» **Work to complete**:
Select every line containing the word "this" from the material, and copy those lines.

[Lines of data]
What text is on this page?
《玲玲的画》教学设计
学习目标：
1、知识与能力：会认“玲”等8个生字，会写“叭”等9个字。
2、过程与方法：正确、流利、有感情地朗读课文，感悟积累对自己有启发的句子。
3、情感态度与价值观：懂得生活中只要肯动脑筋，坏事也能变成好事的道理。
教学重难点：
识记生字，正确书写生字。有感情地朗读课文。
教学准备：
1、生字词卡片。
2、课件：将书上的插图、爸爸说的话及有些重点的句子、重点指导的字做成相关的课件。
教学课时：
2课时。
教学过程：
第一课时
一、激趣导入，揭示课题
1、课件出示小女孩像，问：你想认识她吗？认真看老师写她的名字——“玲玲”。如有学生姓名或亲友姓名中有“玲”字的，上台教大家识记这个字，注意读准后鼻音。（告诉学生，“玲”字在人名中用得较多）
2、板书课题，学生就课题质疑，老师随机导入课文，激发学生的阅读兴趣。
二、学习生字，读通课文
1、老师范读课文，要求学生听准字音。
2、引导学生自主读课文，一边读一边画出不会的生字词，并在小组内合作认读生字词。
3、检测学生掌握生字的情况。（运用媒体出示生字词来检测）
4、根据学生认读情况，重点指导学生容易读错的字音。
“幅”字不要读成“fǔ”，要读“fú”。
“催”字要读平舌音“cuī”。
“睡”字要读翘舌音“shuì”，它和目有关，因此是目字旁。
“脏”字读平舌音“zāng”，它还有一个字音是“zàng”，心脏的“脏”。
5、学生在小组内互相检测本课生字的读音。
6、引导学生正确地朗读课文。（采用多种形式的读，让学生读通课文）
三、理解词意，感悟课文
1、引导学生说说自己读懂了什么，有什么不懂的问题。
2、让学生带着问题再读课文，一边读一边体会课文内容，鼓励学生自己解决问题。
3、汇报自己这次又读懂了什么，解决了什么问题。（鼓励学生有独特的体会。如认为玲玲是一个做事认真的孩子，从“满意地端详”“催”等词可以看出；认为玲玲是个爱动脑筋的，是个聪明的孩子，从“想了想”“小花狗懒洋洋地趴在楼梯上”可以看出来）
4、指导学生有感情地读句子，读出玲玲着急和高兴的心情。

---

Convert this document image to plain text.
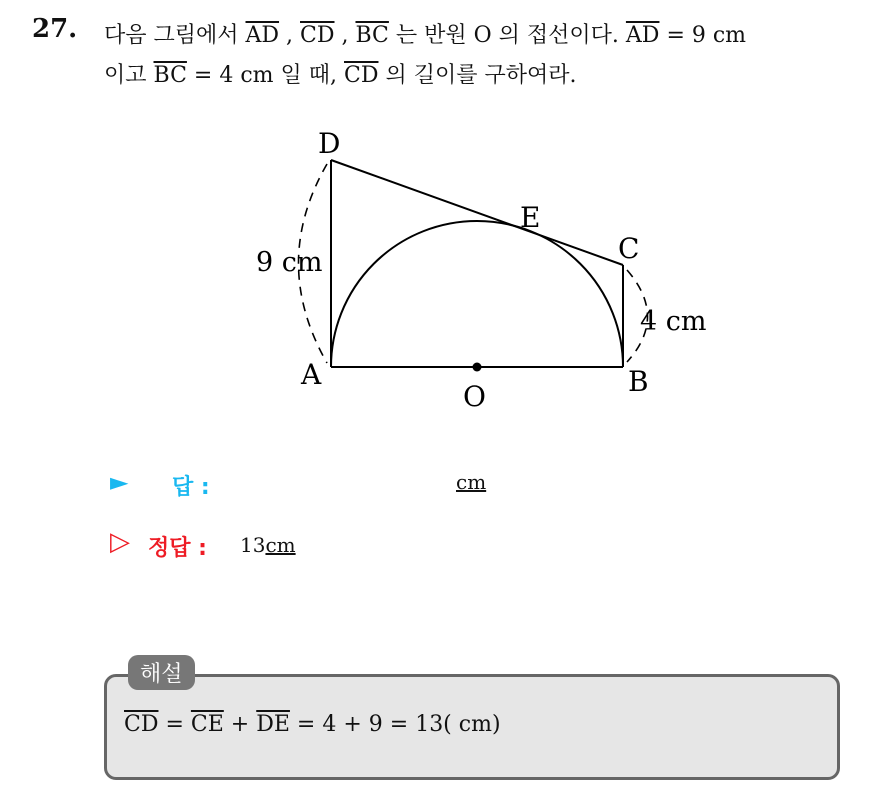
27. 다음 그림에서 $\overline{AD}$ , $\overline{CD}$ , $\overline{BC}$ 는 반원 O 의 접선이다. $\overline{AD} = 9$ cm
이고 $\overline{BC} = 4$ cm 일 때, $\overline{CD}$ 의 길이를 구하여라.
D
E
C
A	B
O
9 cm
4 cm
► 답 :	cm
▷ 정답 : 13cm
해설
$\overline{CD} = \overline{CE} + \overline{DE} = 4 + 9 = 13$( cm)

» **Reply**:
What text is on this page?
Convert this document image to plain text.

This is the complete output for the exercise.